WHAT IS NEEDED → Reproduce, word for word, the whole notebook passage below on matching Baseball Reference and Retrosheet player IDs.

PASSAGE SHOWN →
☆ ☆ ☆

Unnamed: 0,Name,Baseball Reference ID
0,A.J. Alexy,alexyaj01
1,A.J. Ladwig,ladwiaj01
2,A.J. Minter,minteaj01
3,A.J. Puk,pukaj01
4,AJ Pollock,polloaj01
...,...,...
1490,Zack Littell,litteza01
1491,Zack Short,shortza01
1492,Zack Thompson,thompza02
1493,Zack Weiss,weissza01


In [24]:
retrosheet_playerID_dataframe

Unnamed: 0,RetroSheet ID,Name
0,alexa001,A. J. Alexy
1,ladwa001,A. J. Ladwig
2,minta001,A. J. Minter
3,puk-a001,A. J. Puk
4,polla001,AJ Pollock
...,...,...
1490,littz001,Zack Littell
1491,shorz001,Zack Short
1492,thomz002,Zack Thompson
1493,weisz001,Zack Weiss


## Determining ID Equivalencies
---

Now that we have our two tables, we can start the main process of creating our combined table!

There are different ways to approach this process, but I'll choose to use a combination of automated and manual processing. Since I'm only looking at the 2022 MLB players, and only about 10% (< 200) of them fall into the manual processing category, this is managable.

☆ ☆ ☆

EXCERPTED DATA →
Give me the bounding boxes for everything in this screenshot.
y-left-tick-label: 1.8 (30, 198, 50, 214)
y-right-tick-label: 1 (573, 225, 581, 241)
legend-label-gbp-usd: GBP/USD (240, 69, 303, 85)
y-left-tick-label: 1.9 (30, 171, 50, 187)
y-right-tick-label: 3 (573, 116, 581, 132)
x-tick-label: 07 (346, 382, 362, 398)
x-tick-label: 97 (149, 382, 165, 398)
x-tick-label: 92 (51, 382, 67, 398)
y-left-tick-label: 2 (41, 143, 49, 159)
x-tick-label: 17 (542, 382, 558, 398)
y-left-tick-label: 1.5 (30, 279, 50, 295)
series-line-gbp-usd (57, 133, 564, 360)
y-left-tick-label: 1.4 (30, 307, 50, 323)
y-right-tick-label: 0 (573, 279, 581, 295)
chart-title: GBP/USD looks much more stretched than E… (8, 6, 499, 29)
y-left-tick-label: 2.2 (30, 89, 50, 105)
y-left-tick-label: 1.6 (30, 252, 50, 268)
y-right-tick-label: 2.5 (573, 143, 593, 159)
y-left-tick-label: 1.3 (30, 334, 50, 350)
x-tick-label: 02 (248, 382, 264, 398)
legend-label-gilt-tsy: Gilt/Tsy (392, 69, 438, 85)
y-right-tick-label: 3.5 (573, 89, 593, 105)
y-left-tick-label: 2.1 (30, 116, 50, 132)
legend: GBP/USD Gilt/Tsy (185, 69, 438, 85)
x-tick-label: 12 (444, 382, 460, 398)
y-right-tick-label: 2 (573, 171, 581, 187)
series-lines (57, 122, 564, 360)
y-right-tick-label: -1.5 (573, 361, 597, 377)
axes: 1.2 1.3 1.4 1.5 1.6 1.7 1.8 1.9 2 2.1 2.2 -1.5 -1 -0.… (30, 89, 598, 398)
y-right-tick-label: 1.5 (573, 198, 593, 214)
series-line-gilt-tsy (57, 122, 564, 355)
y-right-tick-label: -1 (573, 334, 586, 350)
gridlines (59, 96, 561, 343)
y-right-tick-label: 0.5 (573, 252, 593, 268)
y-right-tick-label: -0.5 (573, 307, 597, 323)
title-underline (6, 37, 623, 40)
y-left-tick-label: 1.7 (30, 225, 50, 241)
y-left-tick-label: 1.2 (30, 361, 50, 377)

☆ ☆ ☆

ANSWER TO THE PROBLEM →
Unnamed: 0,Name,Baseball Reference ID
0,A.J. Alexy,alexyaj01
1,A.J. Ladwig,ladwiaj01
2,A.J. Minter,minteaj01
3,A.J. Puk,pukaj01
4,AJ Pollock,polloaj01
...,...,...
1490,Zack Littell,litteza01
1491,Zack Short,shortza01
1492,Zack Thompson,thompza02
1493,Zack Weiss,weissza01


In [24]:
retrosheet_playerID_dataframe

Unnamed: 0,RetroSheet ID,Name
0,alexa001,A. J. Alexy
1,ladwa001,A. J. Ladwig
2,minta001,A. J. Minter
3,puk-a001,A. J. Puk
4,polla001,AJ Pollock
...,...,...
1490,littz001,Zack Littell
1491,shorz001,Zack Short
1492,thomz002,Zack Thompson
1493,weisz001,Zack Weiss


## Determining ID Equivalencies
---

Now that we have our two tables, we can start the main process of creating our combined table!

There are different ways to approach this process, but I'll choose to use a combination of automated and manual processing. Since I'm only looking at the 2022 MLB players, and only about 10% (< 200) of them fall into the manual processing category, this is managable.